» **Direction**
Determine the count of lines holding the string "true". Return only the number.

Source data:
==*==

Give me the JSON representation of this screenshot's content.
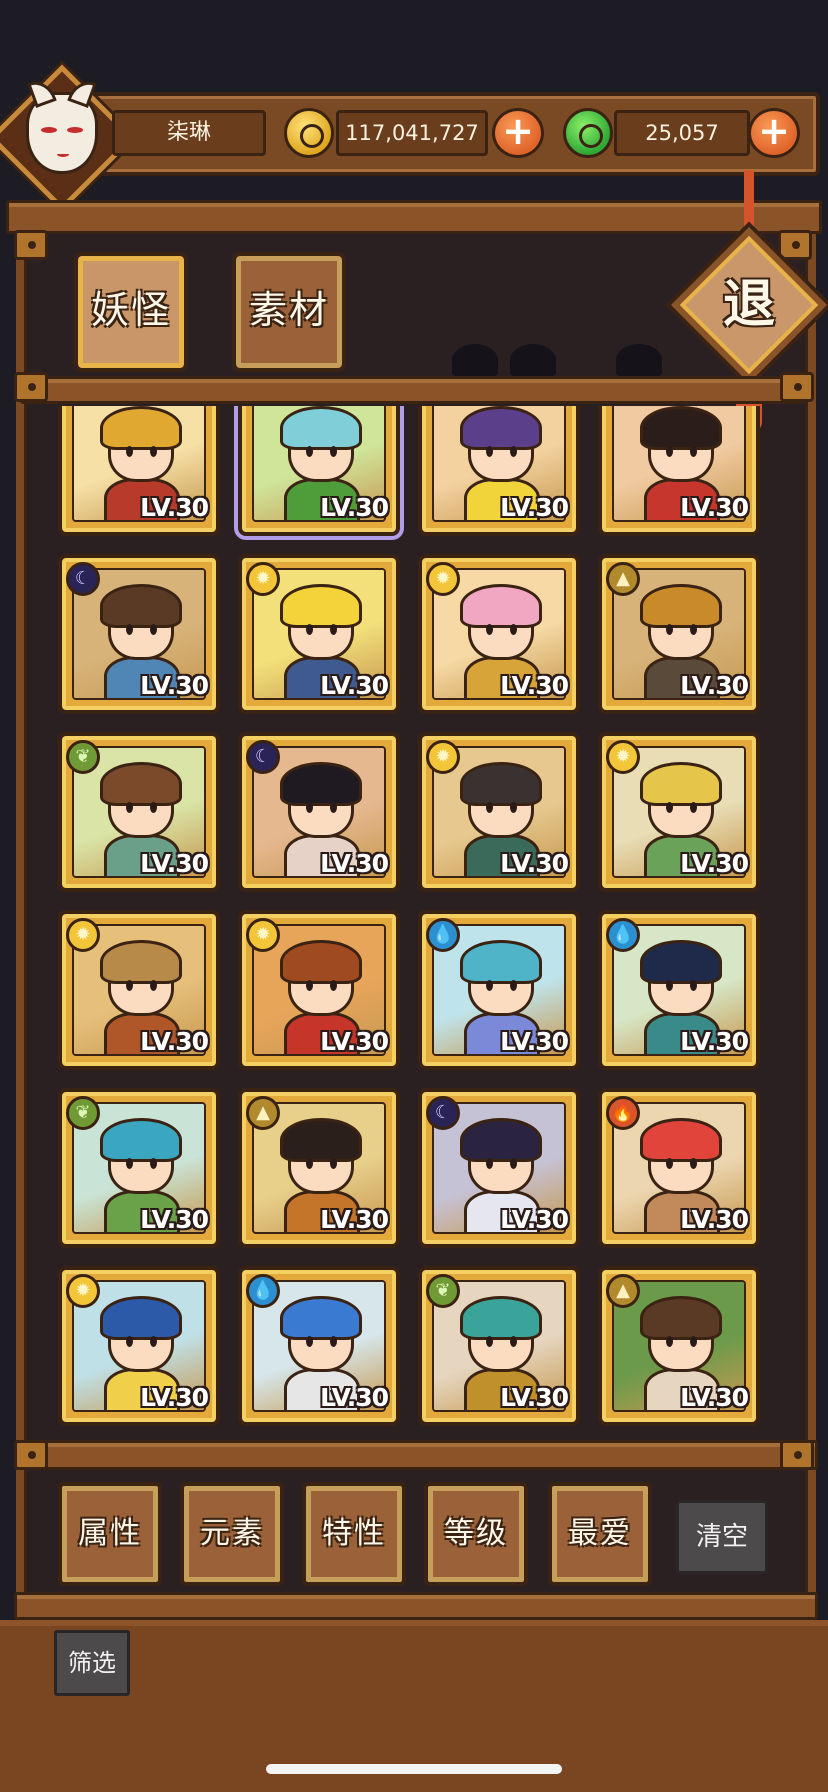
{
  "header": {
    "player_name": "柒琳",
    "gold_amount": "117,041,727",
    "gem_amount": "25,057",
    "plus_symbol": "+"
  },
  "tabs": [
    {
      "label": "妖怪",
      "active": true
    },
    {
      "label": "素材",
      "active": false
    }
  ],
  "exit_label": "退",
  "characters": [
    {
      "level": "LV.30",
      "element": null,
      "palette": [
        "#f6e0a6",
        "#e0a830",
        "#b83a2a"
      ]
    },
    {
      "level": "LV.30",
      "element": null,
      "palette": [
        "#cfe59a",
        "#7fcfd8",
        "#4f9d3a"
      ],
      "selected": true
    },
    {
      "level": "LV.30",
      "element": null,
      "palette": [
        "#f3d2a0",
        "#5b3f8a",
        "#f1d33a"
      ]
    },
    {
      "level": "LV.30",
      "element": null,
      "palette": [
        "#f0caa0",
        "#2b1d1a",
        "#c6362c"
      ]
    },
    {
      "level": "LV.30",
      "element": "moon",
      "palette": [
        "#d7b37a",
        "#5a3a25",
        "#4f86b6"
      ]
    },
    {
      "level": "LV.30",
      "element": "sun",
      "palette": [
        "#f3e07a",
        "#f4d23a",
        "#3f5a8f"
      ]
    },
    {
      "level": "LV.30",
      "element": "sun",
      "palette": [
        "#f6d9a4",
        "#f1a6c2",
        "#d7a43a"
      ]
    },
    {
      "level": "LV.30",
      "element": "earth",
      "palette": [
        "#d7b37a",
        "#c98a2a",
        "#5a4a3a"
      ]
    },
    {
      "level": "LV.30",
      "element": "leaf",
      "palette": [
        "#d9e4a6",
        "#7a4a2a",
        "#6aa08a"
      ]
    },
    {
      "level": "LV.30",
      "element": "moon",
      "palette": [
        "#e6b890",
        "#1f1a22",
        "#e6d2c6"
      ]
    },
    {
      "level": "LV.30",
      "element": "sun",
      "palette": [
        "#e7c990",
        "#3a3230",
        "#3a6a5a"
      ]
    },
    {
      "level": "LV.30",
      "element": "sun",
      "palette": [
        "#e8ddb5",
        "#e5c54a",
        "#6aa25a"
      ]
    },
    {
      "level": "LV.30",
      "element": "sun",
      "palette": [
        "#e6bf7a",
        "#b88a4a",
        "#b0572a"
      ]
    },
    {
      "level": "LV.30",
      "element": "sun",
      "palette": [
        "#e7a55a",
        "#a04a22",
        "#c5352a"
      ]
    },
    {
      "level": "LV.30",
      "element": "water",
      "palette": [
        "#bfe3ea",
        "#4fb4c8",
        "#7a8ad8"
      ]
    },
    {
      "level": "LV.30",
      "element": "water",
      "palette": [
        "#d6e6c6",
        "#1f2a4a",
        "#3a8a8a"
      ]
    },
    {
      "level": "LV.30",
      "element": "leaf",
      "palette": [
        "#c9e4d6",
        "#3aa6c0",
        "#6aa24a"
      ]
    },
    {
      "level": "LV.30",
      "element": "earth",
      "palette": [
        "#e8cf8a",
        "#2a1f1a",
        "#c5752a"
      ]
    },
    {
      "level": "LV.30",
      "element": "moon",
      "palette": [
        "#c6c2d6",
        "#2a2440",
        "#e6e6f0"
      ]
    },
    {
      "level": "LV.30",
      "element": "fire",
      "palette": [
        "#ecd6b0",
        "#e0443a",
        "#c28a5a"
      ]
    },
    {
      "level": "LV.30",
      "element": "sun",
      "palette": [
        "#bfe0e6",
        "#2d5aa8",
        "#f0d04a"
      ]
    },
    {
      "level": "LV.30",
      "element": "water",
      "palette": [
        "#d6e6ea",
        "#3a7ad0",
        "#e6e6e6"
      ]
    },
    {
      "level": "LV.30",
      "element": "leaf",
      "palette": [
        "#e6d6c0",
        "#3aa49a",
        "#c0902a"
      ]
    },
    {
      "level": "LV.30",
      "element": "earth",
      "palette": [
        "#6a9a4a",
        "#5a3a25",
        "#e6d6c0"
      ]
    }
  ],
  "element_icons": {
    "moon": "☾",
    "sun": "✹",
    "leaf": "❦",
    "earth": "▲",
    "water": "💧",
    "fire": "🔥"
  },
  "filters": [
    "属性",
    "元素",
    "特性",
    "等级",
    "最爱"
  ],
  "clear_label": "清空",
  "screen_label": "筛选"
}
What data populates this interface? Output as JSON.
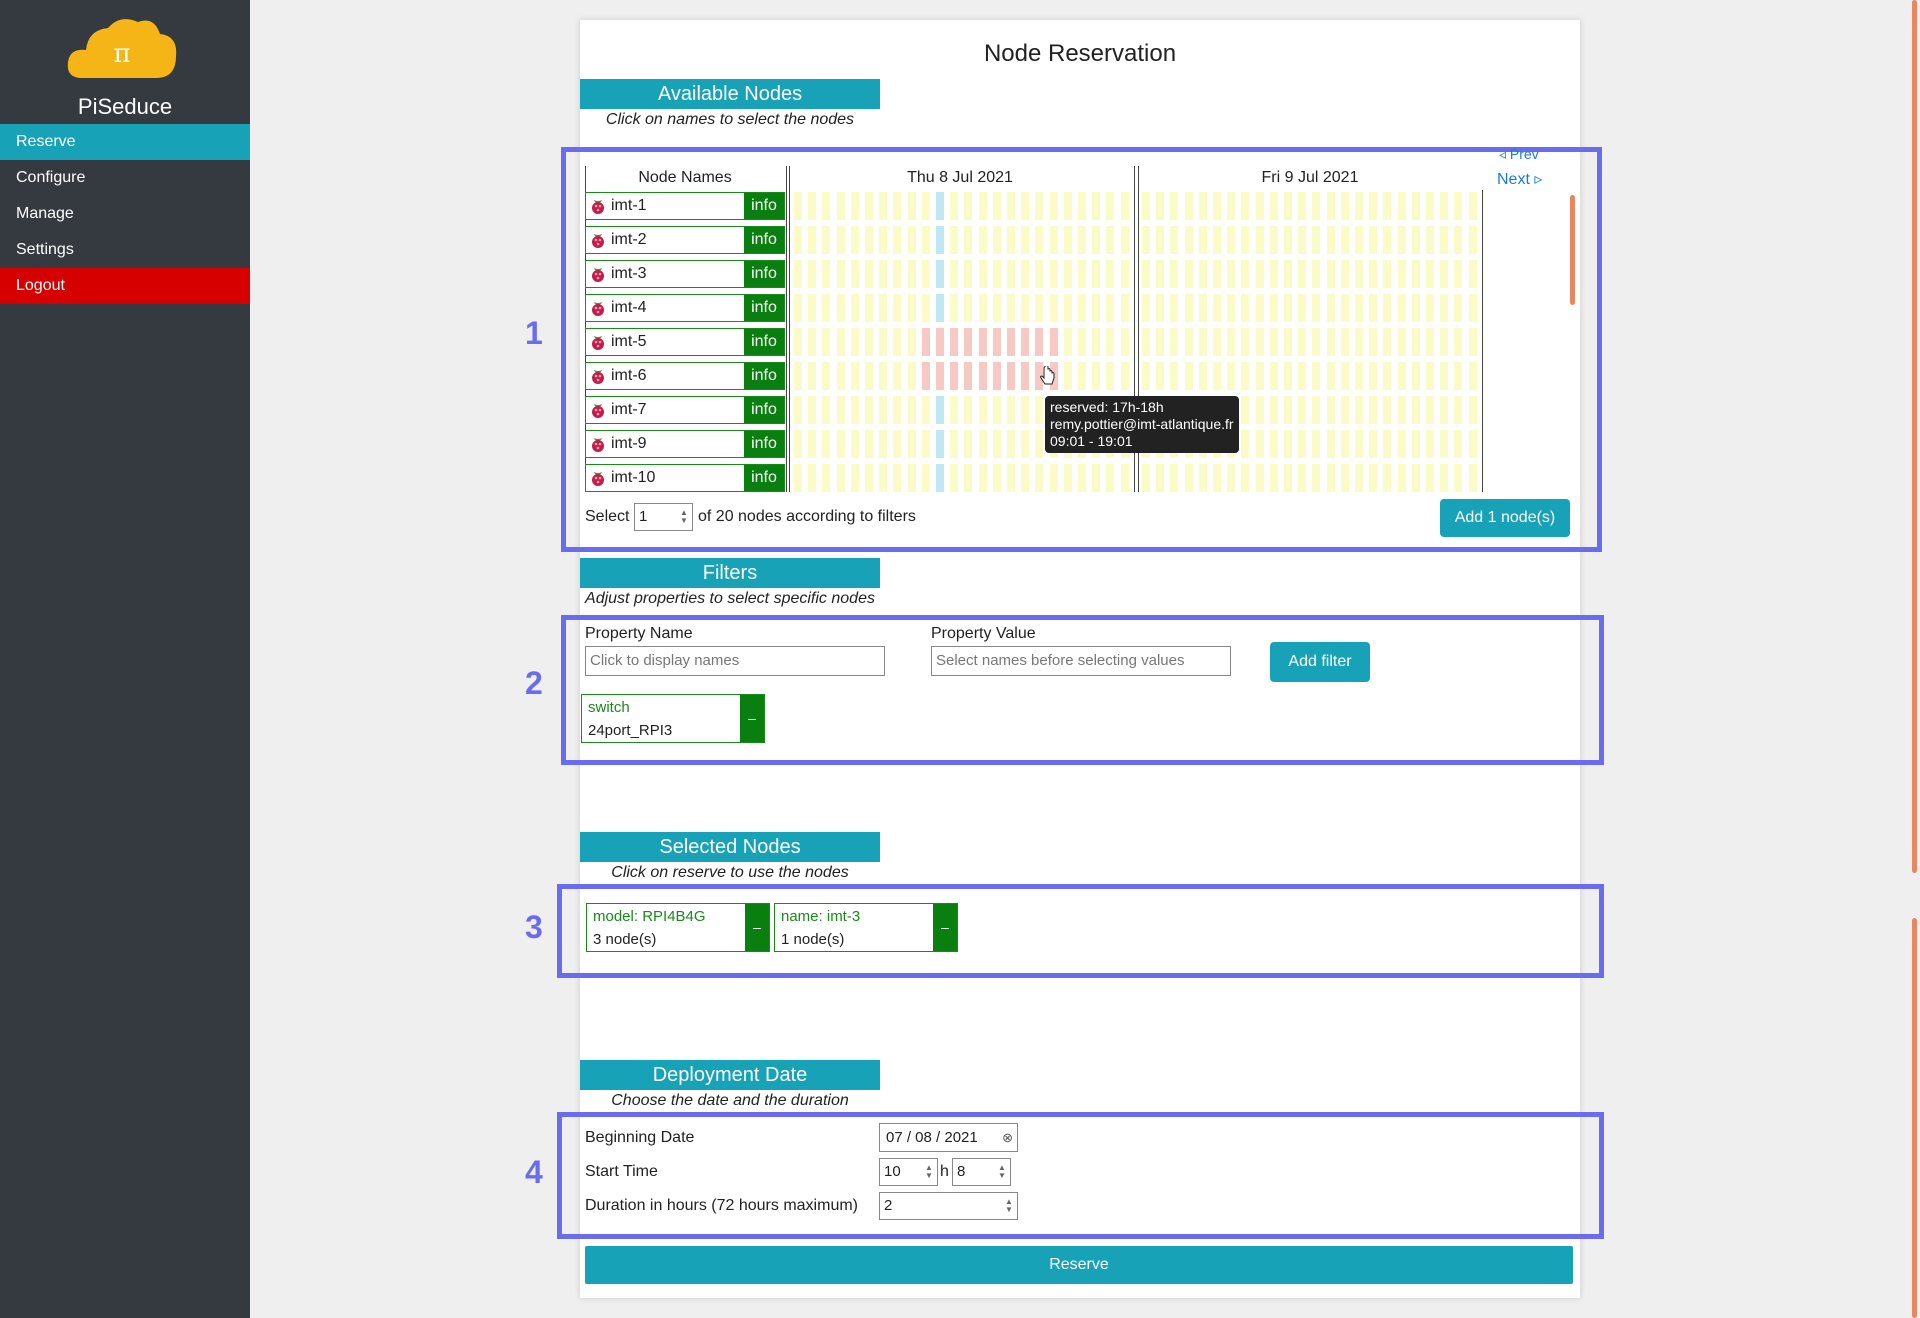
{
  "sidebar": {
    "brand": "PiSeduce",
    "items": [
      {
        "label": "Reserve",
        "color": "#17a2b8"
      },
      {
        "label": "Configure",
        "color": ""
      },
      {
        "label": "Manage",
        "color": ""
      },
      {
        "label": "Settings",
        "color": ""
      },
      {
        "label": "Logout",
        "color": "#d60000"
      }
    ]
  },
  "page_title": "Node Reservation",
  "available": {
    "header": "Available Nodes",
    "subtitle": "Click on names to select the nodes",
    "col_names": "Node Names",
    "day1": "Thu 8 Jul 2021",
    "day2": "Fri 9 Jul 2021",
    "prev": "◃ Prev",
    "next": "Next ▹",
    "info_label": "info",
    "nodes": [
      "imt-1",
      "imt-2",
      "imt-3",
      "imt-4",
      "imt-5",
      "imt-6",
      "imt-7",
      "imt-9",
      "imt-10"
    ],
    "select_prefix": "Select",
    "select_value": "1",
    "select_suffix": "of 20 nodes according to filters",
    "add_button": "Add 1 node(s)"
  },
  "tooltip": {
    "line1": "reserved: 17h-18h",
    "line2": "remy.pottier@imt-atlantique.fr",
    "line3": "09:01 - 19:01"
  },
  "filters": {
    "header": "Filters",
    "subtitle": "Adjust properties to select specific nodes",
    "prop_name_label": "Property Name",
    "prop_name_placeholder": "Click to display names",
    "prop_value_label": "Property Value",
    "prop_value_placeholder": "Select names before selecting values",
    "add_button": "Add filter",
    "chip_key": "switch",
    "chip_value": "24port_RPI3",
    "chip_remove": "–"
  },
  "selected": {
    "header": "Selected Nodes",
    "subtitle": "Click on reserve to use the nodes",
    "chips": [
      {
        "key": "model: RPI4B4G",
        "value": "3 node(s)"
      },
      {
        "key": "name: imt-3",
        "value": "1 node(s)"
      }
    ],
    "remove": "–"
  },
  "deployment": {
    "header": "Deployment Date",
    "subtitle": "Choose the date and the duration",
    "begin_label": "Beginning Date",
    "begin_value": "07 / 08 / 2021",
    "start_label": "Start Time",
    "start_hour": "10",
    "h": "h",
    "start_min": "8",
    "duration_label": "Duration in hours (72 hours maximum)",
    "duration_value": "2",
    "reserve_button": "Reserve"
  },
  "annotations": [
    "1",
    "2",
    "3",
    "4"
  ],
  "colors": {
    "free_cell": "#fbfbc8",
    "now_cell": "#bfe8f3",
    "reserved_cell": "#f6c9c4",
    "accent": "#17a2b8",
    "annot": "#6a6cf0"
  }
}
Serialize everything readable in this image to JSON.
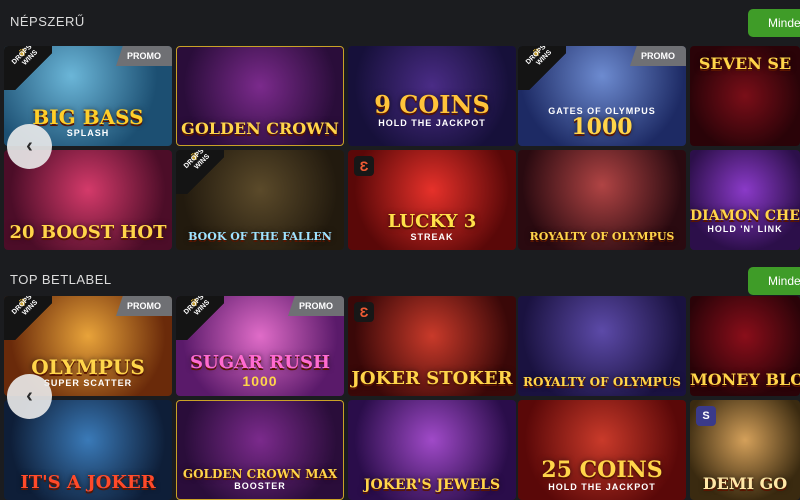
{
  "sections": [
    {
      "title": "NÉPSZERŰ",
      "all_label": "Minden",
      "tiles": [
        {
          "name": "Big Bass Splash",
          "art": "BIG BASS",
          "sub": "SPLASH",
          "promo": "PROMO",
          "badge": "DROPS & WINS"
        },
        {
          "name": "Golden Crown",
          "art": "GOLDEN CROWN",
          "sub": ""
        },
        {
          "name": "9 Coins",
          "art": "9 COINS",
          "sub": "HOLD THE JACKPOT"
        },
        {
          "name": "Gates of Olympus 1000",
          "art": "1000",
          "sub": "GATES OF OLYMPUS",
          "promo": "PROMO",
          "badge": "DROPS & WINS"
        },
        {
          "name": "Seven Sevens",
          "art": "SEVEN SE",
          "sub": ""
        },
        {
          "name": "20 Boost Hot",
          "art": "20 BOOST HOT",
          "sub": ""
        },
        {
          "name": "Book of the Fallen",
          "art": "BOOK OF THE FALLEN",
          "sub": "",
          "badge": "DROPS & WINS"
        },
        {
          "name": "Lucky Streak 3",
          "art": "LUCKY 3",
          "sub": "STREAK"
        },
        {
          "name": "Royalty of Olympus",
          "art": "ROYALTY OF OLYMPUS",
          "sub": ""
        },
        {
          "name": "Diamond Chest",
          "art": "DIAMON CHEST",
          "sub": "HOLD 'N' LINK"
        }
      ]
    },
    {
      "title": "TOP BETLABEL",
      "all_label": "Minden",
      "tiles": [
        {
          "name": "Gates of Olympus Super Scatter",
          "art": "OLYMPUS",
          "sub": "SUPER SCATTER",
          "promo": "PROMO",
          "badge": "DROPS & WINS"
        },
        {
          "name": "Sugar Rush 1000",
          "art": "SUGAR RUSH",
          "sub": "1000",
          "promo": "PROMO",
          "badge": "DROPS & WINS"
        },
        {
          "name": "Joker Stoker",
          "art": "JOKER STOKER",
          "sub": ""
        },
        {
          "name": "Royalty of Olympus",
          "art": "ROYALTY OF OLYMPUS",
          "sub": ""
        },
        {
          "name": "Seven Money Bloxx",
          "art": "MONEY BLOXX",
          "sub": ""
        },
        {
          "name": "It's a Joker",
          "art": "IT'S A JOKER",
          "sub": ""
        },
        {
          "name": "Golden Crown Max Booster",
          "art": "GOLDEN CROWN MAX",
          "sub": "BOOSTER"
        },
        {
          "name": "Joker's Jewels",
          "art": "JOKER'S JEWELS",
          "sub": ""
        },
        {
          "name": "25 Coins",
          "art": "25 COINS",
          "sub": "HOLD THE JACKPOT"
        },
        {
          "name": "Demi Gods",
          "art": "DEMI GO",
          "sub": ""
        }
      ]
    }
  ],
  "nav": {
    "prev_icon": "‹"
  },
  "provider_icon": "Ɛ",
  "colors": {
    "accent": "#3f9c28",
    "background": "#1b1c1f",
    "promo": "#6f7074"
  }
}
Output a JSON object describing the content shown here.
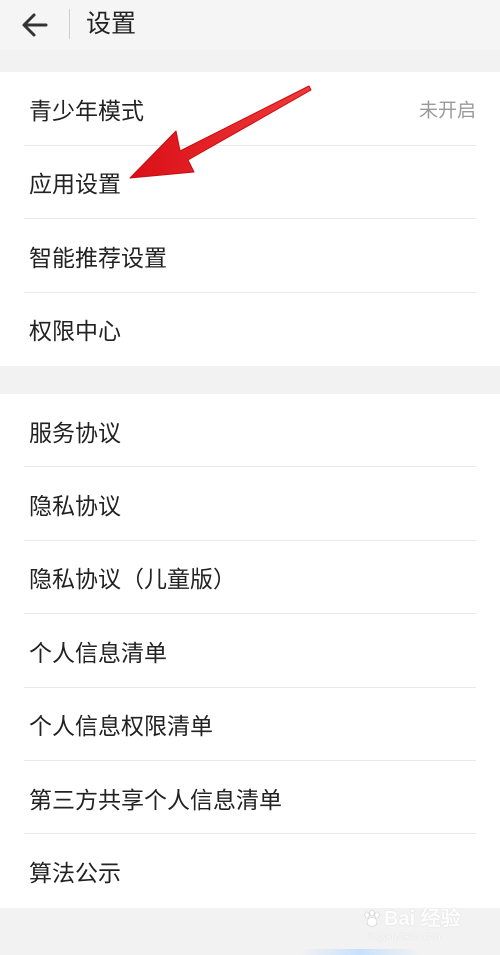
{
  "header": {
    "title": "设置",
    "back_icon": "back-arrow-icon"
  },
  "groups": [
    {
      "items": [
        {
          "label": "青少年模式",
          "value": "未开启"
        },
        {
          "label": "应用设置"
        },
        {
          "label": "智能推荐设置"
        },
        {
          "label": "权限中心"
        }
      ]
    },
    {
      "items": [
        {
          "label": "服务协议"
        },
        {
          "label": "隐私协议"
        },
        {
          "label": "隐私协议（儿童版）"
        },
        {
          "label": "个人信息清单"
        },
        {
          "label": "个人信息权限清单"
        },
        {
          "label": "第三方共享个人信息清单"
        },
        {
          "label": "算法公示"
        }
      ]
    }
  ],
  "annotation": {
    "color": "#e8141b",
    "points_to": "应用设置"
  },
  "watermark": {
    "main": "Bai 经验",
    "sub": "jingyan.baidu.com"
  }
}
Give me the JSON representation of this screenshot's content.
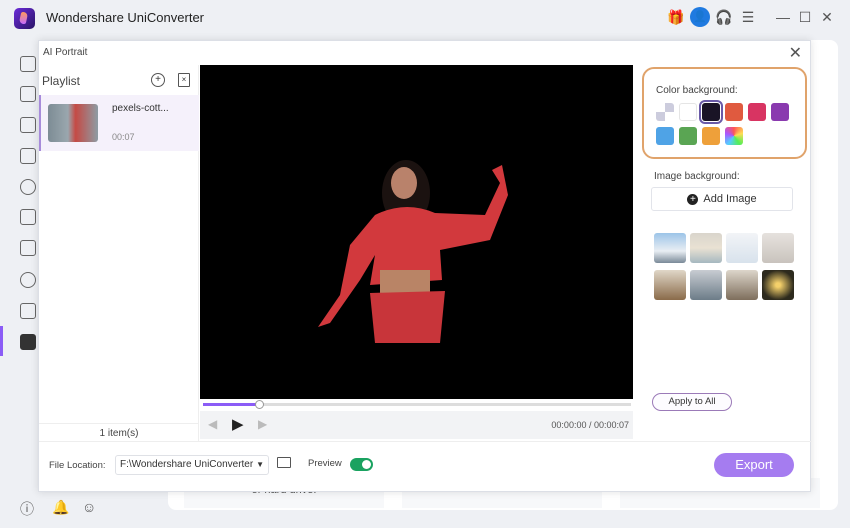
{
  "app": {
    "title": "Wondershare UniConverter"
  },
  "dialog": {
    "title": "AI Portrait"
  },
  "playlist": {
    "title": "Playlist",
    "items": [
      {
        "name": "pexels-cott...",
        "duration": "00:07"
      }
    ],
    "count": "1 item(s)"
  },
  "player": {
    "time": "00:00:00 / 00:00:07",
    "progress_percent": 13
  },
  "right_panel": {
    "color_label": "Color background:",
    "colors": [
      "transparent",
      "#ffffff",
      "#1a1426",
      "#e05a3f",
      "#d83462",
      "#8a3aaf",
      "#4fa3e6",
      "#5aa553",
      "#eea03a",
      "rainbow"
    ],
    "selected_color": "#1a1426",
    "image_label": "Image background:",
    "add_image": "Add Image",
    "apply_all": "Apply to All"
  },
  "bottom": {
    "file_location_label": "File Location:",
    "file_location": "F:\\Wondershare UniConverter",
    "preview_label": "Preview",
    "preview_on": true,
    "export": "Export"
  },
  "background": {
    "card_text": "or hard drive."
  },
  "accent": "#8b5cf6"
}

==*==

» **Response to the task**
3